● **Daftar Tugas**
• A. Dalam kutipan tentang eksekusi H Parlin, berapa hari Parlin pernah ditahan menurut informasi yang didapat Bambang dari Polda Kalsel?
• B. Lanjutkan berita tentang rapat Komisi III soal eksekusi H Parlin, mulai setelah kalimat terakhirnya.

======== Kutipan ========

Komisi III Bahas Soal Eksekusi H Parlin


JAKARTA - Suasana Rapat Kerja (Raker) Komisi III DPR RI bersama jajaran Kejaksaan Agung RI, Rabu (28/3) lalu

dengan salah satu poin agenda soal eksekusi putusan inkrah di MA yang banyak tidak dilaksanakan, mengundang tanda

tanya besar di saat ‘vokalis’ Fraksi Partai Golkar, Bambang Susetyo terkesan ‘mengintervensi’ Jaksa Agung Basrif

Arief seputar pelaksanaan eksekusi putusan MA atas nama H Parlin Riduansyah, yang menurutnya harus ditahan selama

3 tahun dan dimasukan daftar cekal. Padahal tanpa diketahui Bambang, putusan MA itu adalah menolak PK namun

mengabulkan putusan bebas murni Pengadilan Negeri (judex factie) Banjarmasin untuk Parlin.
“Salah satu pengusaha di Kalsel H Parlin yang saat ini sudah keluar putusan Mahkamah Agung yang menolak upaya

PK-nya, kenapa belum juga dieksekusi kejaksaan?. Saya juga ingin menanyakan, bagaimana pula mengenai status

cekalnya?, soalnya yang bersangkutan sering bepergian keluar negeri,” lontar Bambang kepada Basrif.
Entah pertanyaan-pertanyaan seputar perkara H Parlin itu berdasarkan ‘pesanan’ seseorang atau terkait langsung

dengan pribadi Bambang sendiri, Basrif yang didampingi seluruh jajarannya mulai dari JAM Pidsus, JAM Was, JAM

Pidum, JAM Bin, dan pejabat teras Kejaksaan Agung lainnya, dengan terperinci menjawab pertanyaan Bambang tersebut

setelah mendengarkan pertanyaan-pertanyaan dari 8 fraksi lainnya di Komisi III. “Untuk perkara yang disebutkan

pak Bambang tadi di wilayah Kalsel atas nama Parlin, sudah ada surat-surat yang masuk ke kami soal putusan MA itu

baik dari pengacaranya maupun dari Kejaksaan Tinggi Kalsel. Dalam surat yang kami terima itu, ada menerangkan

soal putusan di tingkat kasasi tidak memenuhi syarat formal pemidanaan pasal 197 KUHAP, termasuk juga yang

bersangkutan belum pernah ditahan selama proses pasca putusan PN Banjarmasin berjalan selama tiga tahun yang bisa

berakibat gugur demi hukum. Dan kini perkembangan terakhir adalah adanya permintaan fatwa ke MA dari Kejati

Kalsel melalui kami Jaksa Agung, namun hal ini masih kami pelajari dulu dan masih diperlukan investigasi mengenai

rencana permohonan fatwa itu,” papar Basrif.
Namun secara tiba-tiba, Bambang yang tengah sibuk dengan Blackberry di tangannya, langsung memotong penjelasan

Jaksa Agung dengan melontarkan interupsi yang disinyalir dilontarkannya setelah mendengar penjelasan hukum secara

umum oleh Basrif soal gugur demi hukum. “Interupsi Ketua (Ketua Komisi III Benny K Harman,red), begini pak Jaksa

Agung, baru saja saya mendapat informasi dari Polda Kalsel kalau Parlin pernah ditahan 13 hari, jadi tidak ada

alasan bagi kejaksaan untuk tidak melaksanakan eksekusi penahanan,” sanggahnya seperti ngotot soal penahanan,

padahal dalam putusan MA sudah sangat jelas mengabulkan putusan judex factie (PN Banjarmasin,red) yang menyatakan

Parlin bebas murni.

======== Data yang Diberikan ========

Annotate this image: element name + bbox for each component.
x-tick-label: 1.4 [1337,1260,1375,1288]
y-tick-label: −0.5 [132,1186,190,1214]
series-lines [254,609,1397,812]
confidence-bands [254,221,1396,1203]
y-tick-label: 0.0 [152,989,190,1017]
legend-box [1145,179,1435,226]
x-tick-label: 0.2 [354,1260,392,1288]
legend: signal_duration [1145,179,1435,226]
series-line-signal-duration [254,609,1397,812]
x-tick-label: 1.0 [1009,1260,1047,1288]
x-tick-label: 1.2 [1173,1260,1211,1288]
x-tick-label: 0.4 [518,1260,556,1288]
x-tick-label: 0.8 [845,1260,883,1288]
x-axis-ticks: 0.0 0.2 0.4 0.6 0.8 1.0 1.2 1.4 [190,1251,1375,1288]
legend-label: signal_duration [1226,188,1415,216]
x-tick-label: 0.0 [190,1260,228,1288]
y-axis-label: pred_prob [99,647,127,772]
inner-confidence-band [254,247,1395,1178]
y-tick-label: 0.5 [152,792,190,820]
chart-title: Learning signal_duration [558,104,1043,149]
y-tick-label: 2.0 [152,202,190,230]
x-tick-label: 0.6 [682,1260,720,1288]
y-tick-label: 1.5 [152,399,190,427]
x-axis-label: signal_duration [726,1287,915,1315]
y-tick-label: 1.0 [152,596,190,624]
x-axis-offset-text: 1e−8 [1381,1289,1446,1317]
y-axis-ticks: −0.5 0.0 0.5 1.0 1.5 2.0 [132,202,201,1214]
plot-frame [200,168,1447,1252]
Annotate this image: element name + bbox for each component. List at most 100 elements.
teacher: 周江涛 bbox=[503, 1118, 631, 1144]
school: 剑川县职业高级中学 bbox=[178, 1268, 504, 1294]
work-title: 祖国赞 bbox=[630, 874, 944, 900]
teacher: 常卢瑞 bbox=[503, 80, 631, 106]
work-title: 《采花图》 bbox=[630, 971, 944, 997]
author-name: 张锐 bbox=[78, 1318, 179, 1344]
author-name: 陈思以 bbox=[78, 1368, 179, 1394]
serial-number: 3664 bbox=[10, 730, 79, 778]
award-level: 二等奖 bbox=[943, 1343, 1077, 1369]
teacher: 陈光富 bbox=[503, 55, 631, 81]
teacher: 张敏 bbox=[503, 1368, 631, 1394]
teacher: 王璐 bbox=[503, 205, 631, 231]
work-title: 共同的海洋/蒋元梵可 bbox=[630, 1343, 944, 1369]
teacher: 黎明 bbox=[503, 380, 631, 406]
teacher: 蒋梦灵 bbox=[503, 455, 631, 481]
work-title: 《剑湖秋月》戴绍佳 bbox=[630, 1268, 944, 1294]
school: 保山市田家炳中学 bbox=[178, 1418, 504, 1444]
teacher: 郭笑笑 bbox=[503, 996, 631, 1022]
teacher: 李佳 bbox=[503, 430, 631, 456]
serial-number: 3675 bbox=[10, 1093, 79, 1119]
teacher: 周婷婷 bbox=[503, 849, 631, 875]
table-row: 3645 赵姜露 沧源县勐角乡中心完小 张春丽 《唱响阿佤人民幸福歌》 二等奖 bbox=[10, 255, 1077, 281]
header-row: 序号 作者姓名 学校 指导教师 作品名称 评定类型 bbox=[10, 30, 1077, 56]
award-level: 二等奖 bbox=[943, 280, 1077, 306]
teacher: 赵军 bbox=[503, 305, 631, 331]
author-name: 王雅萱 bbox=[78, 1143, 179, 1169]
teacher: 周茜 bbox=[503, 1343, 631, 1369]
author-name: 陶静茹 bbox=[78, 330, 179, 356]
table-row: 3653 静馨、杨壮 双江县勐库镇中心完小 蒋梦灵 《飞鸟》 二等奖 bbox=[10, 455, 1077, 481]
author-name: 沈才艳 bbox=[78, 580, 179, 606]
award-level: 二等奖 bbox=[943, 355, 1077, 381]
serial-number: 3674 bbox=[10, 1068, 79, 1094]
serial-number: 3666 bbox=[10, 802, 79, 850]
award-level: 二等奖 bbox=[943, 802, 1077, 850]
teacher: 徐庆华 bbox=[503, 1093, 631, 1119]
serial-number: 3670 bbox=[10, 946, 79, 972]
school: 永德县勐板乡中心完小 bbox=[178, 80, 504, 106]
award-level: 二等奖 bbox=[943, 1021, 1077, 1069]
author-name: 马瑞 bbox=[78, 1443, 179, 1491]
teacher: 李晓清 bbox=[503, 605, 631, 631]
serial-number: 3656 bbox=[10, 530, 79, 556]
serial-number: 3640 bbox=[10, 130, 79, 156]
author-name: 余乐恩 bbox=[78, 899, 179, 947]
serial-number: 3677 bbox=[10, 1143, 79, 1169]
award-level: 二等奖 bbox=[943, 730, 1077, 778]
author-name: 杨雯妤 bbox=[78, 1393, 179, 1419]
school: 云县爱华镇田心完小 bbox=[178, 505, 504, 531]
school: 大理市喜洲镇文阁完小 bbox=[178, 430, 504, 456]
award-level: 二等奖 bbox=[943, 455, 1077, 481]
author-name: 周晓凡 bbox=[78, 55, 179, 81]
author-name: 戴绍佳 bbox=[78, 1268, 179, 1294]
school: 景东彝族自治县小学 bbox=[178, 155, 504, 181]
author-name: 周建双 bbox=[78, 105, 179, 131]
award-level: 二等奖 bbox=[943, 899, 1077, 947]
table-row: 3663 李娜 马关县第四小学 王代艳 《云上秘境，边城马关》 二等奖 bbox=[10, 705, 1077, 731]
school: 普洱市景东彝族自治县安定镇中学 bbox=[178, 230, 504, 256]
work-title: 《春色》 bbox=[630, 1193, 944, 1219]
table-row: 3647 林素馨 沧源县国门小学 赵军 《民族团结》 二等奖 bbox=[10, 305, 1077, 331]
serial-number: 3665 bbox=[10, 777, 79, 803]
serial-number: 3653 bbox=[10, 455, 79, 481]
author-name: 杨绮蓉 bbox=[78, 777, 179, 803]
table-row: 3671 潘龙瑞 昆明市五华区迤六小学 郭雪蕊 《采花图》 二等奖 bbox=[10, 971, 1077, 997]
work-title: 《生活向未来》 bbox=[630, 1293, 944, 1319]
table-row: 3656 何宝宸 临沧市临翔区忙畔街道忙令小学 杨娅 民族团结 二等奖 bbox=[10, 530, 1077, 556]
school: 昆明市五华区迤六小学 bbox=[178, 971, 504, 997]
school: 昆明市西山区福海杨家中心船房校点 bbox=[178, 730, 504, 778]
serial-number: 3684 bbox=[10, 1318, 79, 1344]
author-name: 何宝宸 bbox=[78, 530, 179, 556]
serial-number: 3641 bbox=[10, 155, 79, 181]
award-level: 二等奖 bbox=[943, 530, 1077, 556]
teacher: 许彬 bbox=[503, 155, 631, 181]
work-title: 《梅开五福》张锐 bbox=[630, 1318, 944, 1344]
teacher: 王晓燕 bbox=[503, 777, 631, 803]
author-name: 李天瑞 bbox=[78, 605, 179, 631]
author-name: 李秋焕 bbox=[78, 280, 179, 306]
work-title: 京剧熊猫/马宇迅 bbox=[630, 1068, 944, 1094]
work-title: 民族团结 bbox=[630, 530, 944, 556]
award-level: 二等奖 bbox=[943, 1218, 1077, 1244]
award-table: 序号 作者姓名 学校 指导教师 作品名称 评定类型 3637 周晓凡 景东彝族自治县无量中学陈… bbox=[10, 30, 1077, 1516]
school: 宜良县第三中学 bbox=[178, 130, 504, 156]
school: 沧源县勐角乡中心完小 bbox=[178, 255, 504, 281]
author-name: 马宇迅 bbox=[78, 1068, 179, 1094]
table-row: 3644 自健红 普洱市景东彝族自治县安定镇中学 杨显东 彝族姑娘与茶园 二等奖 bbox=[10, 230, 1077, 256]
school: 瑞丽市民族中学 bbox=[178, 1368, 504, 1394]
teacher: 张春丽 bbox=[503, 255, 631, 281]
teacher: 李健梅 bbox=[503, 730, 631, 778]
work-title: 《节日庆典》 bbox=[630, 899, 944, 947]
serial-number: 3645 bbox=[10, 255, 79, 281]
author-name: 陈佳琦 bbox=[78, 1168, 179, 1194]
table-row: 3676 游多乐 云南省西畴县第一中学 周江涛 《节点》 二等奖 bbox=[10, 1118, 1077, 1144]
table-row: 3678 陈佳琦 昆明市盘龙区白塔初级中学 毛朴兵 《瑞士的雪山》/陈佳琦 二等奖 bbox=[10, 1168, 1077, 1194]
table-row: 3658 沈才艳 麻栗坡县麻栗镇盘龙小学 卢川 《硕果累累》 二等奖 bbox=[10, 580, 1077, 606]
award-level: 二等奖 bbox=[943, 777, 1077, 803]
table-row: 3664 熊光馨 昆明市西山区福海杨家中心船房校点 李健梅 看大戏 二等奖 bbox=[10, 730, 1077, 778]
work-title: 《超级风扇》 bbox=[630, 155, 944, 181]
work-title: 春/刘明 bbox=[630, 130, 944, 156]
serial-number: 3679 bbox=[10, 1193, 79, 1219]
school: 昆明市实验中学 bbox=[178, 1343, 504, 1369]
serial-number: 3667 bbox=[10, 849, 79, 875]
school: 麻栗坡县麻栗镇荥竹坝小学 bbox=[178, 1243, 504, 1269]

========

● **Jawaban**
• A. 13 hari.

• B.
Apa yang dipaparkan Jaksa Agung tadi sebenarnya sudah sangat gampang dicerna, namun karena tiba-tiba dipotong,

membuat dahi Basrif berkerut mendegar sanggahan Bambang tadi. “Ya, ini akan kami pelajari juga dan menurut saya

ini tidak ada masalah. Karena jaksa adalah pelaksana keputusan hakim, apapun isi dari putusan MA itu, pasti akan

kita laksanakan. Saat ini mungkin upaya satu-satunya dari kejaksaan hanya fatwa ke MA, namun sekali lagi hal ini

harus dipelajari dan diinvestigasi dulu kenapa sampai muncul upaya seperti ini,” jawab Basrif.
Ketua Komisi III Benny K Harman yang memimpin raker, secara bijak langsung angkat bicara dan ditujukan langsung

ke Bambang. “Tadi sudah dijelaskan pak Jaksa Agung, kalau di tingkat putusan kasasi, pasal 197 KUHAP saja tidak

terpenuhi, kesimpulannya batal demi hukum, tidak perlu lagi dilanjutkan. Tapi yang saya tangkap, pihak kejaksaan

tetap berupaya untuk memohon fatwa ke MA untuk melaksanakan eksekusi. Menurut saya kalau pasal 197 saja tidak

dipenuhi dan batal demi hukum, dan demi hukum juga pihak kejaksaan harus membebaskan orang (Parlin,red) itu,

tidak perlu lagi memaksakan mencari upaya-upaya lain sepeti fatwa, bebaskan saja,” tegasnya.
Dalam raker ini, lanjut Benny, memang mengakomodir laporan-laporan masyarakat atas kinerja institusi kejaksaan,

yang dititik beratkan pada pelaksanaan putusan-putusan pengadilan dan MA yang inckrach (berkekuatan hukum tetap)

namun tidak dieksekusi. “Dan saya minta agar keadilan harus sungguh-sungguh diberikan kepada para pencari

keadilan,” pintanya kepada Jaksa Agung.
“Dan melalui Komisi III inilah, kepada seluruh rakyat yang mendapat keadilan di ‘atas kertas’, namun pelaksanaan

eksekusinya tidak dilaksanakan kejaksaan, bisa segera melaporkannya ke kami,” tambah Benny yang akan

mengaggendakan kembali dalam Rapat Dengar Pendapat (RDP) tanggal 7 Mei 2012 guna memperdalam masalah eksekusi

tersebut.
Dari apa yang disampaikan Benny, seperti kembali menyiratkan kepada setiap anggota Komisi III, fungsi tugasnya

adalah sebagai pengawas seluruh institusi hukum di Indonesia agar tidak salah langkah dalam menegakkan hukum itu

sendiri. Namun dari suasana di dalam raker tersebut, memang terkesan memunculkan intervensi-intervensi atas kasus

per kasus. Ironisnya, dari beberapa anggota Komisi III, terdapat oknum anggota yang tidak memiliki latar

pendidikan hukum, berupaya ‘menekan’ seorang Jaksa Agung untuk mengambil langkah yang cenderung melakukan

pelanggaran hukum. Contohnya seperti adanya indikasi memaksakan eksekusi terhadap putusan yang batal demi hukum.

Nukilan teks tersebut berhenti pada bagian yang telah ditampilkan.